PROBLEM REQUIREMENTS — The listing below should be printed exactly, every line of it. Skip the pictures.

EXERCISE INPUT —

————

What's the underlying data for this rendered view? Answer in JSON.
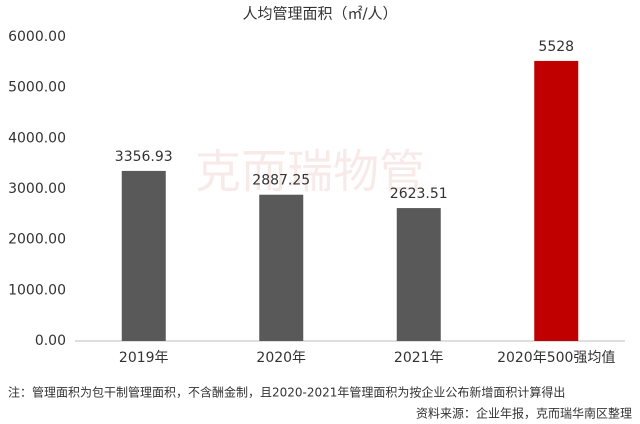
{
  "chart_data": {
    "type": "bar",
    "title": "人均管理面积（㎡/人）",
    "categories": [
      "2019年",
      "2020年",
      "2021年",
      "2020年500强均值"
    ],
    "values": [
      3356.93,
      2887.25,
      2623.51,
      5528
    ],
    "colors": [
      "#595959",
      "#595959",
      "#595959",
      "#c00000"
    ],
    "ylim": [
      0,
      6000
    ],
    "yticks": [
      {
        "value": 0,
        "label": "0.00"
      },
      {
        "value": 1000,
        "label": "1000.00"
      },
      {
        "value": 2000,
        "label": "2000.00"
      },
      {
        "value": 3000,
        "label": "3000.00"
      },
      {
        "value": 4000,
        "label": "4000.00"
      },
      {
        "value": 5000,
        "label": "5000.00"
      },
      {
        "value": 6000,
        "label": "6000.00"
      }
    ],
    "grid": false,
    "watermark": "克而瑞物管",
    "note": "注：管理面积为包干制管理面积，不含酬金制，且2020-2021年管理面积为按企业公布新增面积计算得出",
    "source": "资料来源：企业年报，克而瑞华南区整理"
  }
}
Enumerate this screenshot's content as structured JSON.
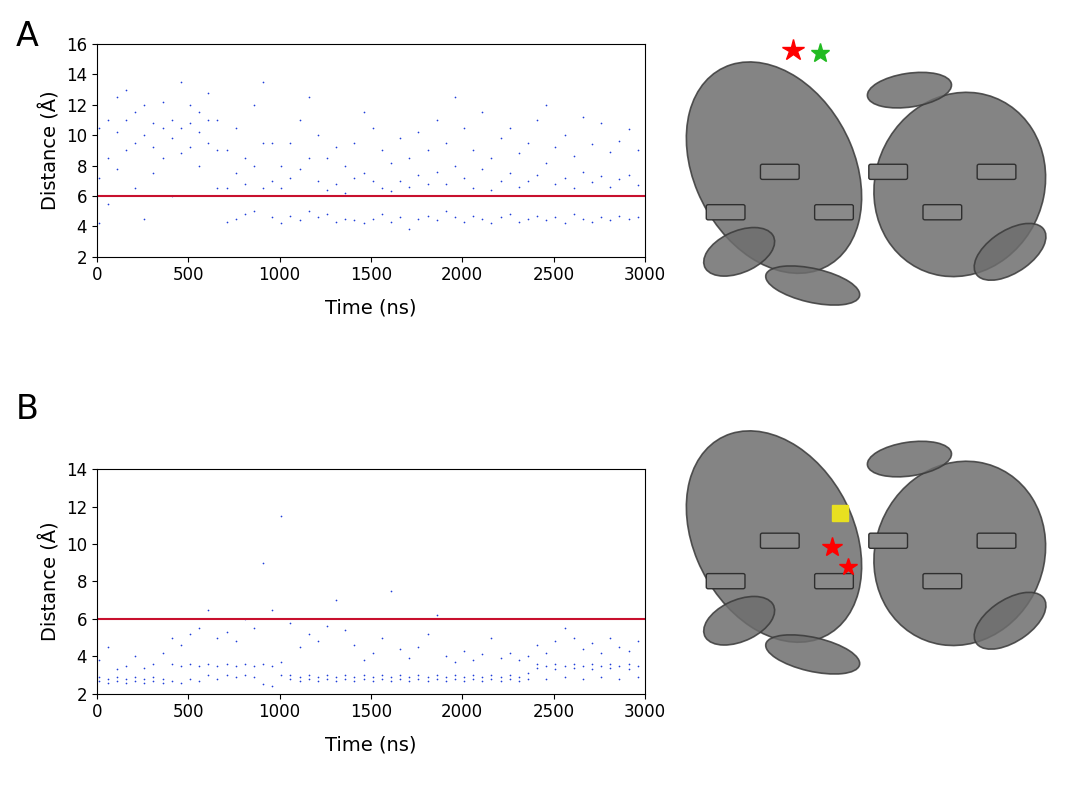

————

REPLY —
What's the underlying data for this rendered view? Answer in JSON.
{
  "chart_data": {
    "type": "bar",
    "title": "人均管理面积（㎡/人）",
    "categories": [
      "2019年",
      "2020年",
      "2021年",
      "2020年500强均值"
    ],
    "values": [
      3356.93,
      2887.25,
      2623.51,
      5528
    ],
    "colors": [
      "#595959",
      "#595959",
      "#595959",
      "#c00000"
    ],
    "ylim": [
      0,
      6000
    ],
    "yticks": [
      {
        "value": 0,
        "label": "0.00"
      },
      {
        "value": 1000,
        "label": "1000.00"
      },
      {
        "value": 2000,
        "label": "2000.00"
      },
      {
        "value": 3000,
        "label": "3000.00"
      },
      {
        "value": 4000,
        "label": "4000.00"
      },
      {
        "value": 5000,
        "label": "5000.00"
      },
      {
        "value": 6000,
        "label": "6000.00"
      }
    ],
    "grid": false,
    "watermark": "克而瑞物管",
    "note": "注：管理面积为包干制管理面积，不含酬金制，且2020-2021年管理面积为按企业公布新增面积计算得出",
    "source": "资料来源：企业年报，克而瑞华南区整理"
  }
}
Enumerate this screenshot's content as structured JSON.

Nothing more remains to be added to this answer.